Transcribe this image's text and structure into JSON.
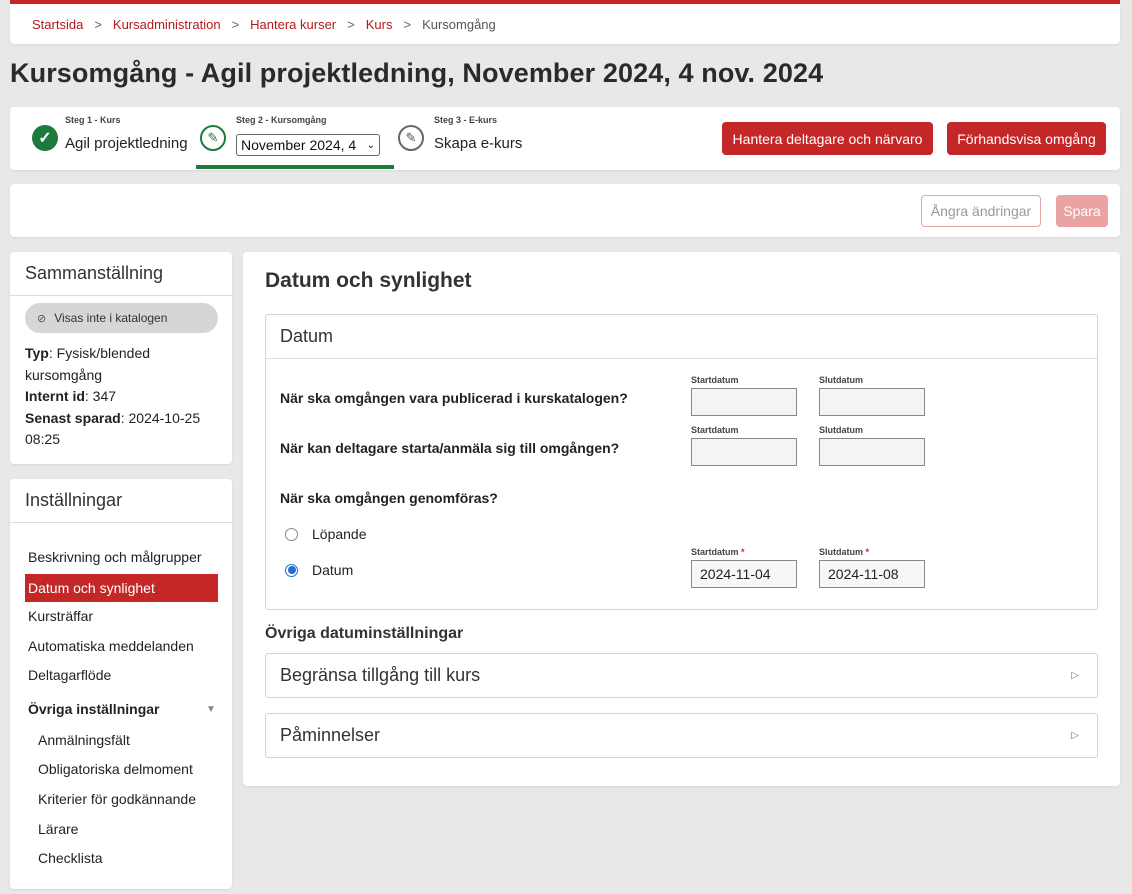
{
  "breadcrumb": [
    "Startsida",
    "Kursadministration",
    "Hantera kurser",
    "Kurs"
  ],
  "breadcrumb_current": "Kursomgång",
  "breadcrumb_separator": ">",
  "page_title": "Kursomgång - Agil projektledning, November 2024, 4 nov. 2024",
  "steps": {
    "step1_small": "Steg 1 - Kurs",
    "step1_label": "Agil projektledning",
    "step2_small": "Steg 2 - Kursomgång",
    "step2_select": "November 2024, 4",
    "step3_small": "Steg 3 - E-kurs",
    "step3_label": "Skapa e-kurs"
  },
  "header_buttons": {
    "manage": "Hantera deltagare och närvaro",
    "preview": "Förhandsvisa omgång"
  },
  "actions": {
    "undo": "Ångra ändringar",
    "save": "Spara"
  },
  "summary": {
    "title": "Sammanställning",
    "pill": "Visas inte i katalogen",
    "type_label": "Typ",
    "type_value": ": Fysisk/blended kursomgång",
    "id_label": "Internt id",
    "id_value": ": 347",
    "saved_label": "Senast sparad",
    "saved_value": ": 2024-10-25 08:25"
  },
  "settings": {
    "title": "Inställningar",
    "items": [
      "Beskrivning och målgrupper",
      "Datum och synlighet",
      "Kursträffar",
      "Automatiska meddelanden",
      "Deltagarflöde"
    ],
    "group": "Övriga inställningar",
    "sub_items": [
      "Anmälningsfält",
      "Obligatoriska delmoment",
      "Kriterier för godkännande",
      "Lärare",
      "Checklista"
    ]
  },
  "main": {
    "title": "Datum och synlighet",
    "panel_title": "Datum",
    "q1": "När ska omgången vara publicerad i kurskatalogen?",
    "q2": "När kan deltagare starta/anmäla sig till omgången?",
    "q3": "När ska omgången genomföras?",
    "start_label": "Startdatum",
    "end_label": "Slutdatum",
    "required_mark": "*",
    "radio_running": "Löpande",
    "radio_date": "Datum",
    "start_value": "2024-11-04",
    "end_value": "2024-11-08",
    "other_title": "Övriga datuminställningar",
    "acc1": "Begränsa tillgång till kurs",
    "acc2": "Påminnelser"
  }
}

***

Transcribe all the material exactly; skip every image.

:: Response area ::
Transcribe this image's text and structure into JSON.
{
  "breadcrumb": [
    "Startsida",
    "Kursadministration",
    "Hantera kurser",
    "Kurs"
  ],
  "breadcrumb_current": "Kursomgång",
  "breadcrumb_separator": ">",
  "page_title": "Kursomgång - Agil projektledning, November 2024, 4 nov. 2024",
  "steps": {
    "step1_small": "Steg 1 - Kurs",
    "step1_label": "Agil projektledning",
    "step2_small": "Steg 2 - Kursomgång",
    "step2_select": "November 2024, 4",
    "step3_small": "Steg 3 - E-kurs",
    "step3_label": "Skapa e-kurs"
  },
  "header_buttons": {
    "manage": "Hantera deltagare och närvaro",
    "preview": "Förhandsvisa omgång"
  },
  "actions": {
    "undo": "Ångra ändringar",
    "save": "Spara"
  },
  "summary": {
    "title": "Sammanställning",
    "pill": "Visas inte i katalogen",
    "type_label": "Typ",
    "type_value": ": Fysisk/blended kursomgång",
    "id_label": "Internt id",
    "id_value": ": 347",
    "saved_label": "Senast sparad",
    "saved_value": ": 2024-10-25 08:25"
  },
  "settings": {
    "title": "Inställningar",
    "items": [
      "Beskrivning och målgrupper",
      "Datum och synlighet",
      "Kursträffar",
      "Automatiska meddelanden",
      "Deltagarflöde"
    ],
    "group": "Övriga inställningar",
    "sub_items": [
      "Anmälningsfält",
      "Obligatoriska delmoment",
      "Kriterier för godkännande",
      "Lärare",
      "Checklista"
    ]
  },
  "main": {
    "title": "Datum och synlighet",
    "panel_title": "Datum",
    "q1": "När ska omgången vara publicerad i kurskatalogen?",
    "q2": "När kan deltagare starta/anmäla sig till omgången?",
    "q3": "När ska omgången genomföras?",
    "start_label": "Startdatum",
    "end_label": "Slutdatum",
    "required_mark": "*",
    "radio_running": "Löpande",
    "radio_date": "Datum",
    "start_value": "2024-11-04",
    "end_value": "2024-11-08",
    "other_title": "Övriga datuminställningar",
    "acc1": "Begränsa tillgång till kurs",
    "acc2": "Påminnelser"
  }
}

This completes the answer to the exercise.